__What you should do__.
Your task is to locate every line holding the string "Nicaea" and to copy each of them.

--- begin Exercise data ---

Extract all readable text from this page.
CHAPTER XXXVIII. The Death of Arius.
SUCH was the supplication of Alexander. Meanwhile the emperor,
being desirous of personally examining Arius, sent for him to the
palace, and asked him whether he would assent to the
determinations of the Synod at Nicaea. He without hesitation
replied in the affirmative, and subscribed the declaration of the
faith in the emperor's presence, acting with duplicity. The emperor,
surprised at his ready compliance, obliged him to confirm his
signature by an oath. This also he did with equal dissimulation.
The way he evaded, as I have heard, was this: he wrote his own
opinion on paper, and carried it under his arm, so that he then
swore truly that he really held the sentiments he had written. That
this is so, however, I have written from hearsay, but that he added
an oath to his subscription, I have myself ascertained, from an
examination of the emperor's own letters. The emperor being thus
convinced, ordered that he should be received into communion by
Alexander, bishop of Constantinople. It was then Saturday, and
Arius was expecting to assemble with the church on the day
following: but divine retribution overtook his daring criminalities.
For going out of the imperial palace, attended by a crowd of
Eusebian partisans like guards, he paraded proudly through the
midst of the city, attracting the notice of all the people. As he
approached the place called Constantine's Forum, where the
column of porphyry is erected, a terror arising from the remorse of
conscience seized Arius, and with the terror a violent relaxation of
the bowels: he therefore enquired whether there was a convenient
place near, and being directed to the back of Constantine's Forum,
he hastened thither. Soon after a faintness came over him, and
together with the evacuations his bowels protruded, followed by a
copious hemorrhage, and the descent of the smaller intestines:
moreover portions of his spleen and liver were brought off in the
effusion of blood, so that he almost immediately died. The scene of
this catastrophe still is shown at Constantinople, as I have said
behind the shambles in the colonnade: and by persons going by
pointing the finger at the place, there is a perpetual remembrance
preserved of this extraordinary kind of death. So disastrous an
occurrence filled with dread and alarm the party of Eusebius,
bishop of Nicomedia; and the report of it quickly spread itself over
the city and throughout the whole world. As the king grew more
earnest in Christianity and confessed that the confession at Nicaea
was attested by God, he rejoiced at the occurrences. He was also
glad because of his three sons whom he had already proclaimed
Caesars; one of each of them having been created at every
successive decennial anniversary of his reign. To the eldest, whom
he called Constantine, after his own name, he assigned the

--- end Exercise data ---

__Reply to the exercise__.
determinations of the Synod at Nicaea. He without hesitation
earnest in Christianity and confessed that the confession at Nicaea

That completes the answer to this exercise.